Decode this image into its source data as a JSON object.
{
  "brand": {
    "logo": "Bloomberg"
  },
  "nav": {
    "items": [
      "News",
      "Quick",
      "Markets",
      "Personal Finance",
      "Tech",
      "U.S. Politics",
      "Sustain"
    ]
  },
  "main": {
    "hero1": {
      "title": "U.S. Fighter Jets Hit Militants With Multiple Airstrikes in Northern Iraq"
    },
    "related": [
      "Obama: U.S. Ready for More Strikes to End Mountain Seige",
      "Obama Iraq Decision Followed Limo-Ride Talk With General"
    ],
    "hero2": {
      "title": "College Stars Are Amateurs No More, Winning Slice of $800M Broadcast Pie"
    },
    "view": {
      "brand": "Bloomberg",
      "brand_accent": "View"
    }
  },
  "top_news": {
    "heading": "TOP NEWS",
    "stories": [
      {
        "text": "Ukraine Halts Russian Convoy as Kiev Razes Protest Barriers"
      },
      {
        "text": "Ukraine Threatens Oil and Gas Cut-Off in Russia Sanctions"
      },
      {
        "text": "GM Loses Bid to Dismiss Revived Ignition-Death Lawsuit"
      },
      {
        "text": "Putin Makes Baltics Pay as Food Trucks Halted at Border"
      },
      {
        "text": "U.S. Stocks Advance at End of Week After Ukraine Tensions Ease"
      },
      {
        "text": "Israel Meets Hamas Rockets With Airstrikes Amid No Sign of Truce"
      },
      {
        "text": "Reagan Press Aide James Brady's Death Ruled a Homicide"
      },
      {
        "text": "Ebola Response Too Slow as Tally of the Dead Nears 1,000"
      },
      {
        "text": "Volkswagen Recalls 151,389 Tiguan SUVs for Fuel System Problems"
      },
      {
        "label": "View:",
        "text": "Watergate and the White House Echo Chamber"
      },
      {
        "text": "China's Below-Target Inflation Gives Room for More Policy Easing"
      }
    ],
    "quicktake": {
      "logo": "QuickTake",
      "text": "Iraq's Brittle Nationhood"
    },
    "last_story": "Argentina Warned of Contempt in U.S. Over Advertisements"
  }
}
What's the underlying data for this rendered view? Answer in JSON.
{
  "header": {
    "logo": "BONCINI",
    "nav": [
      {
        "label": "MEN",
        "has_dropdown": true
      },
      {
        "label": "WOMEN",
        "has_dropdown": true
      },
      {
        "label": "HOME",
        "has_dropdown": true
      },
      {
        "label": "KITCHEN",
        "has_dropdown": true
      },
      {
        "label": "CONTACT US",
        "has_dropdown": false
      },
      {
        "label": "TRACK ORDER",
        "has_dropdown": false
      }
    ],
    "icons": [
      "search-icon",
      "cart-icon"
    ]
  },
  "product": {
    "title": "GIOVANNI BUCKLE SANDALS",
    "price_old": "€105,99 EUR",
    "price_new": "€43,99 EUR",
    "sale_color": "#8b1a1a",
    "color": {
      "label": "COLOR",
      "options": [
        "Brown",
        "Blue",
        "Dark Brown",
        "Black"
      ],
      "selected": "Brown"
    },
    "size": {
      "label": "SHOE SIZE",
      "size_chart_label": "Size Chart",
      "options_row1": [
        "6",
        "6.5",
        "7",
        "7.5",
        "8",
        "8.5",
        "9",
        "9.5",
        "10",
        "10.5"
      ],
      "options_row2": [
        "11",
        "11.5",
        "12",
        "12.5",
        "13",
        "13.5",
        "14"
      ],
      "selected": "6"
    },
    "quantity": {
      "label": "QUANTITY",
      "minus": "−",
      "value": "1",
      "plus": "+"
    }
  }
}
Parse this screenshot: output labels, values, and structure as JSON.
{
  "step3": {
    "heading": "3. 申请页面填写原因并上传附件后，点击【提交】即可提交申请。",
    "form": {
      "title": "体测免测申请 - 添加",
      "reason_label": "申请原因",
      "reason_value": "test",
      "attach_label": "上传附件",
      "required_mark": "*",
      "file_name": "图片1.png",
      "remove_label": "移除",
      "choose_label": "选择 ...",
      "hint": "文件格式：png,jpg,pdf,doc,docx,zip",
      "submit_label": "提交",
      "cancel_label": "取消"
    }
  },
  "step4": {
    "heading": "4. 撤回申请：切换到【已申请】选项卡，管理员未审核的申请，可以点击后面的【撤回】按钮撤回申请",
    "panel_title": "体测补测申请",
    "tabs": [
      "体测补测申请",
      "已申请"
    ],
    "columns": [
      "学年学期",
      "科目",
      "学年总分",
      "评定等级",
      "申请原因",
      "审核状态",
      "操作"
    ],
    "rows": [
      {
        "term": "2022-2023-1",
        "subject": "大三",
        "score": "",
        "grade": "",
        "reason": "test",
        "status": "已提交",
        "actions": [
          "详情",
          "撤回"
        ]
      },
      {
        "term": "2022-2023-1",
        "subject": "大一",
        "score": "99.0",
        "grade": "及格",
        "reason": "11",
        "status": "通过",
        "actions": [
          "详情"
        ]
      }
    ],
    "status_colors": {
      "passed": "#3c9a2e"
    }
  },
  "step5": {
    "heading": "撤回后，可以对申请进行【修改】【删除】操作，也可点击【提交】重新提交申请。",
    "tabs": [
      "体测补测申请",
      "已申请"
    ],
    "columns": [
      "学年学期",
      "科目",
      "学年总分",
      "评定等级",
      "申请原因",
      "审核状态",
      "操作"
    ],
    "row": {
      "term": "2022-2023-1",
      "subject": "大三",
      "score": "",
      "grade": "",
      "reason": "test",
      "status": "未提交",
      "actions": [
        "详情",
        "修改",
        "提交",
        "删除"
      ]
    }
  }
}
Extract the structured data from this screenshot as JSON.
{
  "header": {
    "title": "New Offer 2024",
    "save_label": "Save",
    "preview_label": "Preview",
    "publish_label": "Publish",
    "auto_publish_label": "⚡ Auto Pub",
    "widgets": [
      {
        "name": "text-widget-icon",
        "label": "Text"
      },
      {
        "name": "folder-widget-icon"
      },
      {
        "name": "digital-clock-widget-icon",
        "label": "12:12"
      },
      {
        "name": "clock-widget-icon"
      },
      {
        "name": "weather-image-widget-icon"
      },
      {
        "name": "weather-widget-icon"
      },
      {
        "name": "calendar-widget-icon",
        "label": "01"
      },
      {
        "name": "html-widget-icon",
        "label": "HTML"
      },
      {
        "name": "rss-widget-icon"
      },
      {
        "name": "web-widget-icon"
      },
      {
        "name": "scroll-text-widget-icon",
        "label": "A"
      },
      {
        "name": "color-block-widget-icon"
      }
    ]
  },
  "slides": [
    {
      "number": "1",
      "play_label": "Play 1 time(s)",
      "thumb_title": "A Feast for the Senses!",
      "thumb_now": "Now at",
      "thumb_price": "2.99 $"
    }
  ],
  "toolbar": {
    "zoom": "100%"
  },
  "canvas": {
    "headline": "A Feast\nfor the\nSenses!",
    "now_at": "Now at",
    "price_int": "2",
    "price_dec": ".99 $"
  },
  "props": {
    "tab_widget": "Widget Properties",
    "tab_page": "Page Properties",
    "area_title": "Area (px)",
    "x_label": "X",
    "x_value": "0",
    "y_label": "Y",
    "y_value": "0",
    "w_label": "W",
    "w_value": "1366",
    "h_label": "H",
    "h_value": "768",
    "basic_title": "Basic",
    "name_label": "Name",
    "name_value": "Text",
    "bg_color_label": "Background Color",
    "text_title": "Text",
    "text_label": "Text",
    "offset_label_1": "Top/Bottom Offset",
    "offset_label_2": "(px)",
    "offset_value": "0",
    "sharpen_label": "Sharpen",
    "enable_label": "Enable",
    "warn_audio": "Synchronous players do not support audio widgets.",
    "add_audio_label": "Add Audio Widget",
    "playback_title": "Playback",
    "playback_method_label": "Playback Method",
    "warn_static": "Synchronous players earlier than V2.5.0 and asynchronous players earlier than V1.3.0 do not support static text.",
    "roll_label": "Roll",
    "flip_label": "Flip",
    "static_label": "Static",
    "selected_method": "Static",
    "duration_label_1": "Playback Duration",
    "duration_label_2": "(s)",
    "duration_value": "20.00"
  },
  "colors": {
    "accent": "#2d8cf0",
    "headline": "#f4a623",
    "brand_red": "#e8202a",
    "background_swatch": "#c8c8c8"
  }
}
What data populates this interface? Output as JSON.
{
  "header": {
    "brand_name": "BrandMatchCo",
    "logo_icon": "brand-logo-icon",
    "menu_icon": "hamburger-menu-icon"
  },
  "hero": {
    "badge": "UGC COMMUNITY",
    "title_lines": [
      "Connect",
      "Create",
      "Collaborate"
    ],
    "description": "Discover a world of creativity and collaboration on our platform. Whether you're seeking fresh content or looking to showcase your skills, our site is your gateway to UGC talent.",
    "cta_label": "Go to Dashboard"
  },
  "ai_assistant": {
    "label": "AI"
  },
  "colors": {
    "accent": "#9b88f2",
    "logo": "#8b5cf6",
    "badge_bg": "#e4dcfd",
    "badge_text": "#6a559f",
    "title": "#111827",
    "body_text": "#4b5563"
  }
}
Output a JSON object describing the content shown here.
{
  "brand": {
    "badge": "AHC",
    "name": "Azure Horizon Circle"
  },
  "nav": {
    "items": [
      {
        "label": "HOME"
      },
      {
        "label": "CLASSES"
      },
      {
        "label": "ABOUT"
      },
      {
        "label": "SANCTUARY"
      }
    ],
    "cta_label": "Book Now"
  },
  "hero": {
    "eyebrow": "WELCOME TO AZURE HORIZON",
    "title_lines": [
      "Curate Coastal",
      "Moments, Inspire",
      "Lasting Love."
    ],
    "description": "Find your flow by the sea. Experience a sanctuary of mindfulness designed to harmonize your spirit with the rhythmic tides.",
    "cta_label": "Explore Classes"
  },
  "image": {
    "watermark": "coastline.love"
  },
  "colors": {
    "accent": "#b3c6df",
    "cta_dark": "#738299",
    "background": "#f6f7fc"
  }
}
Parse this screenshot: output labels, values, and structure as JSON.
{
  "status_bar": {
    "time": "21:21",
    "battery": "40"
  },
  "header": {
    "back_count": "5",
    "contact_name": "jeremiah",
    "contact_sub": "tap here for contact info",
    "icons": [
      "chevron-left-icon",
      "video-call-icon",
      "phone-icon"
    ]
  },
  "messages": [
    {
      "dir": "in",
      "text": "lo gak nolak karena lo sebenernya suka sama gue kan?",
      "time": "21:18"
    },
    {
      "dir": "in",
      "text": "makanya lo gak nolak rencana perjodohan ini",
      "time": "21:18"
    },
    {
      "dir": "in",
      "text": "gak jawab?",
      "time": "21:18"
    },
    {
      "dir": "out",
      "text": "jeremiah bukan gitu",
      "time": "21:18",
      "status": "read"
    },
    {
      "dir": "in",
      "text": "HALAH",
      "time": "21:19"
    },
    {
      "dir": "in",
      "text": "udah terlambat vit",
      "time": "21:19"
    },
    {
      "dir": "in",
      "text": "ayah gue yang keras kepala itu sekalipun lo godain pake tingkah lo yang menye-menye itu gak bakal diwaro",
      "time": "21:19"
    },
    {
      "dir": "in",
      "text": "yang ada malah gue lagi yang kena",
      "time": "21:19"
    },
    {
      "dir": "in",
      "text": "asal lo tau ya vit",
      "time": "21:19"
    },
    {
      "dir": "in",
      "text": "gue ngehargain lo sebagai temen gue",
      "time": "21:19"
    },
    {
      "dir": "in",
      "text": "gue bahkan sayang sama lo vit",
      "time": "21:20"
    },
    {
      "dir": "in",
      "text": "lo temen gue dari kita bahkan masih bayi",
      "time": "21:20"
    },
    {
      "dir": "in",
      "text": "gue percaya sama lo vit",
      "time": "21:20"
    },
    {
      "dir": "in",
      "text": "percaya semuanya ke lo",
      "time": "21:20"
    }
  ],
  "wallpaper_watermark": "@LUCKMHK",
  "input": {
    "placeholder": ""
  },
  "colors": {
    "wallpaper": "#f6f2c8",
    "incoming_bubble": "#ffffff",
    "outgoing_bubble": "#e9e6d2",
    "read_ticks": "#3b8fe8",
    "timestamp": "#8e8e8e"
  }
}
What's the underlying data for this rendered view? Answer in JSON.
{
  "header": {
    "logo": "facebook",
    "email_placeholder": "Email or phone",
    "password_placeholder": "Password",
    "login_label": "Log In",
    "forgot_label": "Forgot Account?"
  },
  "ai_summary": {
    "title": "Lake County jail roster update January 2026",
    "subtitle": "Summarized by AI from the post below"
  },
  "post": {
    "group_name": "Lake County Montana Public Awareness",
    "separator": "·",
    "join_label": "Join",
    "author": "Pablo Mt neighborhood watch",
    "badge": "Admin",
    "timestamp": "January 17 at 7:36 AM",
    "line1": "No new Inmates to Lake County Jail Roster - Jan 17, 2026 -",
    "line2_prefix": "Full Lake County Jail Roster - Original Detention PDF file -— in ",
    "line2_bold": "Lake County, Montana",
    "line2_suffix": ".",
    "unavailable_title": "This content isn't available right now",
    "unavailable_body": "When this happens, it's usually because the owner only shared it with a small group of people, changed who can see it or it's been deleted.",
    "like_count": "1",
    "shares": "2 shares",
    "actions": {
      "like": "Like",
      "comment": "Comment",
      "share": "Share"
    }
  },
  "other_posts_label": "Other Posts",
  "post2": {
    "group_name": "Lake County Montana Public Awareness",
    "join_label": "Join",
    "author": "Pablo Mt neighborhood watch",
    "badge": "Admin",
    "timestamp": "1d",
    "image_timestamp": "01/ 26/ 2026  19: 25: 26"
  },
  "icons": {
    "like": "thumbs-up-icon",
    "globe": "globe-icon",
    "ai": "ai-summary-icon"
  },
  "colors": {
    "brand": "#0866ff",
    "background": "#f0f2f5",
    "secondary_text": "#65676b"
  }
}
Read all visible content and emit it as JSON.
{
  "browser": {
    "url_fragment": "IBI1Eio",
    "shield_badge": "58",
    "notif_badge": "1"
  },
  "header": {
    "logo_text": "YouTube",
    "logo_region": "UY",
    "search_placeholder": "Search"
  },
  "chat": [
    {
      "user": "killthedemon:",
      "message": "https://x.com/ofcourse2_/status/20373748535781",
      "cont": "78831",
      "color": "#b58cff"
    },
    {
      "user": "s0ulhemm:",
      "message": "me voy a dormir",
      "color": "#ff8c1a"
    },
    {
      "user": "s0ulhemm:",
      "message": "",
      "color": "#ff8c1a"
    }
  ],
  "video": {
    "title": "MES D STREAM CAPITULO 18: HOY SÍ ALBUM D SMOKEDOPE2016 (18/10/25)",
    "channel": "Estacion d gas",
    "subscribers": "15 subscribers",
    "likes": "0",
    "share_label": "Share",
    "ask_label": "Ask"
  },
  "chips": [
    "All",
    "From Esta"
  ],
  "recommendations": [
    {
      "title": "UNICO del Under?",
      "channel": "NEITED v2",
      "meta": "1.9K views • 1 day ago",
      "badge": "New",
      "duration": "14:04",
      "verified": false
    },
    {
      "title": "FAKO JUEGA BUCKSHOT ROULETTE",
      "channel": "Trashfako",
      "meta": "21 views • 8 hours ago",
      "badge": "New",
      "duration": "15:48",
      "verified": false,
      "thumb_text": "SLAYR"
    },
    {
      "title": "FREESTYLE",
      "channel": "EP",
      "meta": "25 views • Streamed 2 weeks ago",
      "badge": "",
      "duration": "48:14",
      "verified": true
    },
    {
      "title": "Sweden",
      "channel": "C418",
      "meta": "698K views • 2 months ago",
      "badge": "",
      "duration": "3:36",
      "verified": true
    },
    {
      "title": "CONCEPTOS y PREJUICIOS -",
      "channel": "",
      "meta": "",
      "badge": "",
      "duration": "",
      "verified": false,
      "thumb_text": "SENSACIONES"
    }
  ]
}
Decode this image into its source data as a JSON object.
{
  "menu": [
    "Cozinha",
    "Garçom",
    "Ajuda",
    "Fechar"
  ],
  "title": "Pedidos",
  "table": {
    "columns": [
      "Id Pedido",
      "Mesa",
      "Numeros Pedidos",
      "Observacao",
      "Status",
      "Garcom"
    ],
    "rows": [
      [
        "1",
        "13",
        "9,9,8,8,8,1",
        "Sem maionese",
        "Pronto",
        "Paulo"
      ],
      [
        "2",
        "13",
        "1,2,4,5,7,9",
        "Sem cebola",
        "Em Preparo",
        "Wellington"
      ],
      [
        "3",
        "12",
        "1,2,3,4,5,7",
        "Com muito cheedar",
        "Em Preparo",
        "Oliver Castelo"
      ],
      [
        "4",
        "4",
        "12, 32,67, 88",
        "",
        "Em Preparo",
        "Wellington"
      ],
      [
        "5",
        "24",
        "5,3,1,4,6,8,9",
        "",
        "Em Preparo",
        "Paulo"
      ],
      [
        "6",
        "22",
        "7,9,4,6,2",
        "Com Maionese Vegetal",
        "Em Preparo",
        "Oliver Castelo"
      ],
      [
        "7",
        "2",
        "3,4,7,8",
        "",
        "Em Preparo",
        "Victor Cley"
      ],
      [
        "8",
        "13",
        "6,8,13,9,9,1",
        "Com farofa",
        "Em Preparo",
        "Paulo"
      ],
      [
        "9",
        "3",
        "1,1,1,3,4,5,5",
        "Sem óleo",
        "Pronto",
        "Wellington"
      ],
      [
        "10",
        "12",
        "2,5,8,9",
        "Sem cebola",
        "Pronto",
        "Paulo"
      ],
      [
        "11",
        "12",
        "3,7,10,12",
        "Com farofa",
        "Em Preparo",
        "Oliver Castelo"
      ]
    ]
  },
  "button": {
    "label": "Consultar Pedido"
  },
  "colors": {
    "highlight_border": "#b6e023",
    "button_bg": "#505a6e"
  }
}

════════════════

Objective: Filter the listing above for the string "Obama" and copy every matching line.

Task result:
      "Obama: U.S. Ready for More Strikes to End Mountain Seige",
      "Obama Iraq Decision Followed Limo-Ride Talk With General"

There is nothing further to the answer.